## [Extracted data]
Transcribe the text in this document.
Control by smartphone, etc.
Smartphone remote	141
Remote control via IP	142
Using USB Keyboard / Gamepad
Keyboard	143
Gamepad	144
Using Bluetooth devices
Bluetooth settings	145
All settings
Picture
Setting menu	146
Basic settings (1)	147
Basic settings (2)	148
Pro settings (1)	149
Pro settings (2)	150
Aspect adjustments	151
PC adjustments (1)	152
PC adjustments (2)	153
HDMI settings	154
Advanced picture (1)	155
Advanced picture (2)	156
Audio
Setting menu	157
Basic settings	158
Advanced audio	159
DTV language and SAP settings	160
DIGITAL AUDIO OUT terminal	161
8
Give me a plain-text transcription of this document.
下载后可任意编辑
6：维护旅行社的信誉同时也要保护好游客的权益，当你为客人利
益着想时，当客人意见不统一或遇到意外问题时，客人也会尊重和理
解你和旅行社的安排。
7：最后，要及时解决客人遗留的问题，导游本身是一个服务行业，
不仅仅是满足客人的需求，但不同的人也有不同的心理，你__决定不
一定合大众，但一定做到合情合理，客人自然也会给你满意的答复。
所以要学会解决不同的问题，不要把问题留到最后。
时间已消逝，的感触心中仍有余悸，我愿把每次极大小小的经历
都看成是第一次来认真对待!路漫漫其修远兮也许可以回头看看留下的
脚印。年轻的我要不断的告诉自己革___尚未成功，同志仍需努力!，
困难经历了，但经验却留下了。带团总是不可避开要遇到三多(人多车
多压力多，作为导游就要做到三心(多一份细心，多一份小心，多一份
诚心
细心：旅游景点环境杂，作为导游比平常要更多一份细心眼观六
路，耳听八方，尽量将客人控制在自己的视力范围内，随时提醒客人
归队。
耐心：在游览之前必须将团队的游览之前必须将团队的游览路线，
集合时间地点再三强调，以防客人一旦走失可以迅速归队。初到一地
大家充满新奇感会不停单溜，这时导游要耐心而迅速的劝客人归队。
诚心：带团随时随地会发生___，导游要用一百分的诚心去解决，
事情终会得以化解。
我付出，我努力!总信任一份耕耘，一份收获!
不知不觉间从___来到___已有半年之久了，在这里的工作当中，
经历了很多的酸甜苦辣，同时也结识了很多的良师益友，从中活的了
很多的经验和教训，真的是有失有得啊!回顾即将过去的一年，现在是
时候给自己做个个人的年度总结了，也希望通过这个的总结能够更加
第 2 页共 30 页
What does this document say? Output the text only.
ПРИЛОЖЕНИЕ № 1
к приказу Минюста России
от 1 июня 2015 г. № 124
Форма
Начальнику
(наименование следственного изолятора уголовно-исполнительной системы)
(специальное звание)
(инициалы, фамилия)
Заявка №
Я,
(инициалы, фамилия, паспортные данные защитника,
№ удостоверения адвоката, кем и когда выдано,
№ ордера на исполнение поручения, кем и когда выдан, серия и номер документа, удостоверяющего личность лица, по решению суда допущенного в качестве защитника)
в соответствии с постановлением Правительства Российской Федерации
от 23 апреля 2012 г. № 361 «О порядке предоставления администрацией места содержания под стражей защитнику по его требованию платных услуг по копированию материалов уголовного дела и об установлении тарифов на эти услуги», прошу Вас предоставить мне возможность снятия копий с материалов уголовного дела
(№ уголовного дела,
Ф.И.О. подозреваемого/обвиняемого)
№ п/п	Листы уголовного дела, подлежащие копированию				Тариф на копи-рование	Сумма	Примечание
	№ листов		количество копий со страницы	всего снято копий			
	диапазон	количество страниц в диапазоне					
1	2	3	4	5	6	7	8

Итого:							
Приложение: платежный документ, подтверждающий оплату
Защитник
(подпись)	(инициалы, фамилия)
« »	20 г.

## [What the task asks]
Look through the records and count each line that holds "Keyboard". Write only the total.

## [Solution for this exercise]
2